GIVEN PROBLEM
Go through the records and copy each line where the word "just" occurs.

──────── MATERIAL FOR THIS EXERCISE

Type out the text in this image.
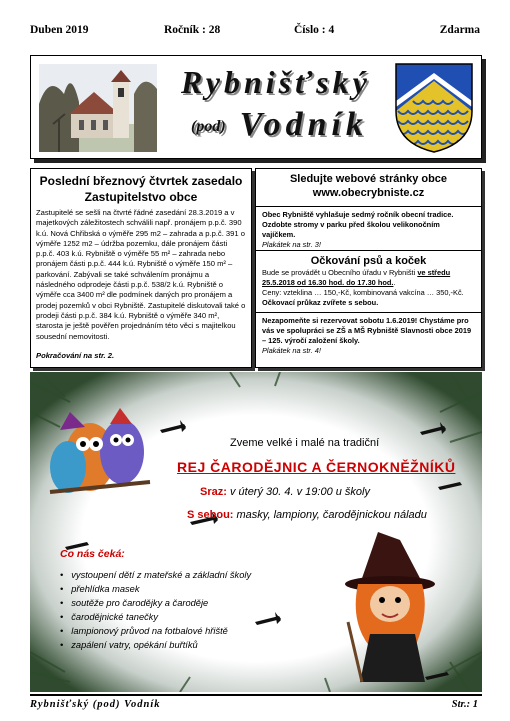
Duben 2019	Ročník : 28	Číslo : 4	Zdarma
Rybnišťský
(pod) Vodník
Poslední březnový čtvrtek zasedalo Zastupitelstvo obce

Zastupitelé se sešli na čtvrté řádné zasedání 28.3.2019 a v majetkových záležitostech schválili např. pronájem p.p.č. 390 k.ú. Nová Chřibská o výměře 295 m2 – zahrada a p.p.č. 391 o výměře 1252 m2 – údržba pozemku, dále pronájem části p.p.č. 403 k.ú. Rybniště o výměře 55 m² – zahrada nebo pronájem části p.p.č. 444 k.ú. Rybniště o výměře 150 m² – parkování. Zabývali se také schválením pronájmu a následného odprodeje části p.p.č. 538/2 k.ú. Rybniště o výměře cca 3400 m² dle podmínek daných pro pronájem a prodej pozemků v obci Rybniště. Zastupitelé diskutovali také o prodeji části p.p.č. 384 k.ú. Rybniště o výměře 340 m², starosta je ještě pověřen projednáním této věci s majitelkou sousední nemovitosti.

Pokračování na str. 2.
Sledujte webové stránky obce
www.obecrybniste.cz

Obec Rybniště vyhlašuje sedmý ročník obecní tradice. Ozdobte stromy v parku před školou velikonočním vajíčkem.

Plakátek na str. 3!

Očkování psů a koček

Bude se provádět u Obecního úřadu v Rybništi ve středu 25.5.2018 od 16.30 hod. do 17.30 hod..

Ceny: vzteklina … 150,-Kč, kombinovaná vakcína … 350,-Kč.

Očkovací průkaz zvířete s sebou.

Nezapomeňte si rezervovat sobotu 1.6.2019! Chystáme pro vás ve spolupráci se ZŠ a MŠ Rybniště Slavnosti obce 2019 – 125. výročí založení školy.

Plakátek na str. 4!

Zveme velké i malé na tradiční
REJ ČARODĚJNIC A ČERNOKNĚŽNÍKŮ
Sraz: v úterý 30. 4. v 19:00 u školy
S sebou: masky, lampiony, čarodějnickou náladu
Co nás čeká:
• vystoupení dětí z mateřské a základní školy
• přehlídka masek
• soutěže pro čarodějky a čaroděje
• čarodějnické tanečky
• lampionový průvod na fotbalové hřiště
• zapálení vatry, opékání buřtíků
Rybnišťský (pod) Vodník	Str.: 1
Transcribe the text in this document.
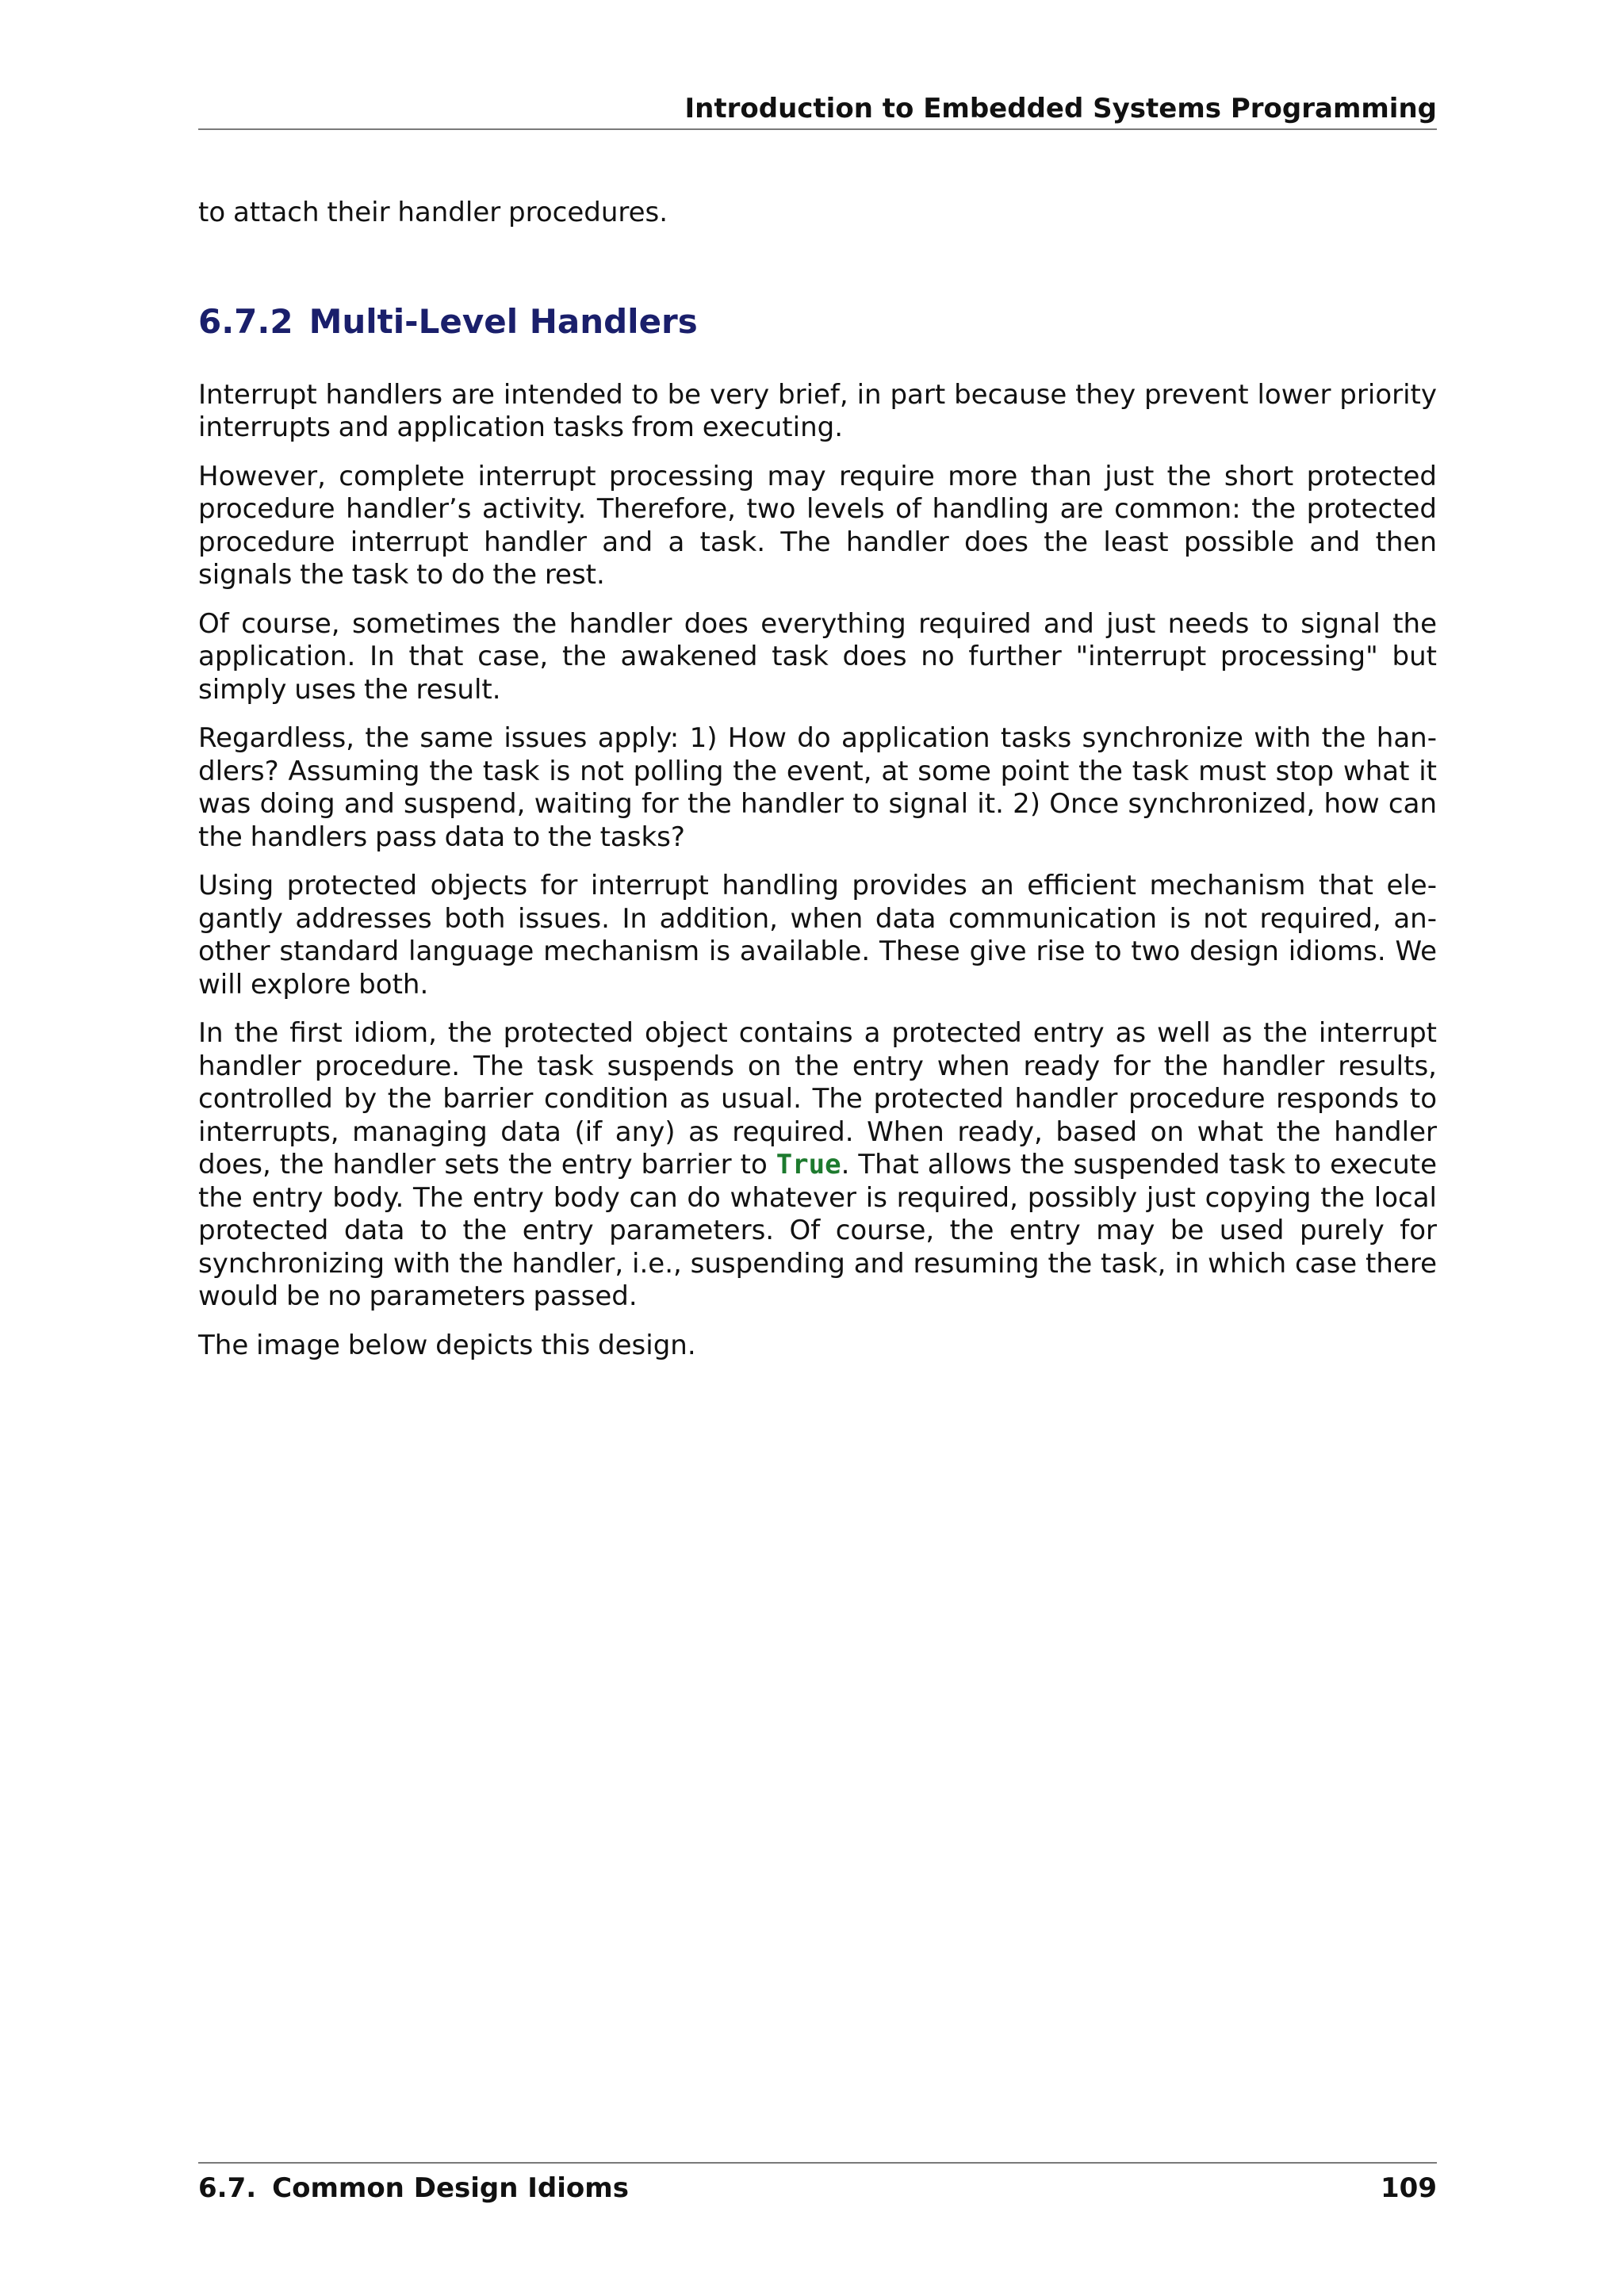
Introduction to Embedded Systems Programming

to attach their handler procedures.

6.7.2 Multi-Level Handlers

Interrupt handlers are intended to be very brief, in part because they prevent lower priority interrupts and application tasks from executing.

However, complete interrupt processing may require more than just the short protected procedure handler’s activity. Therefore, two levels of handling are common: the protected procedure interrupt handler and a task. The handler does the least possible and then signals the task to do the rest.

Of course, sometimes the handler does everything required and just needs to signal the application. In that case, the awakened task does no further "interrupt processing" but simply uses the result.

Regardless, the same issues apply: 1) How do application tasks synchronize with the han-dlers? Assuming the task is not polling the event, at some point the task must stop what it was doing and suspend, waiting for the handler to signal it. 2) Once synchronized, how can the handlers pass data to the tasks?

Using protected objects for interrupt handling provides an efficient mechanism that ele-gantly addresses both issues. In addition, when data communication is not required, an-other standard language mechanism is available. These give rise to two design idioms. We will explore both.

In the first idiom, the protected object contains a protected entry as well as the interrupt handler procedure. The task suspends on the entry when ready for the handler results, controlled by the barrier condition as usual. The protected handler procedure responds to interrupts, managing data (if any) as required. When ready, based on what the handler does, the handler sets the entry barrier to True. That allows the suspended task to execute the entry body. The entry body can do whatever is required, possibly just copying the local protected data to the entry parameters. Of course, the entry may be used purely for synchronizing with the handler, i.e., suspending and resuming the task, in which case there would be no parameters passed.

The image below depicts this design.

6.7. Common Design Idioms	109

────────────────

PROBLEM SOLUTION
However, complete interrupt processing may require more than just the short protected procedure handler’s activity. Therefore, two levels of handling are common: the protected procedure interrupt handler and a task. The handler does the least possible and then signals the task to do the rest.
Of course, sometimes the handler does everything required and just needs to signal the application. In that case, the awakened task does no further "interrupt processing" but simply uses the result.
In the first idiom, the protected object contains a protected entry as well as the interrupt handler procedure. The task suspends on the entry when ready for the handler results, controlled by the barrier condition as usual. The protected handler procedure responds to interrupts, managing data (if any) as required. When ready, based on what the handler does, the handler sets the entry barrier to True. That allows the suspended task to execute the entry body. The entry body can do whatever is required, possibly just copying the local protected data to the entry parameters. Of course, the entry may be used purely for synchronizing with the handler, i.e., suspending and resuming the task, in which case there would be no parameters passed.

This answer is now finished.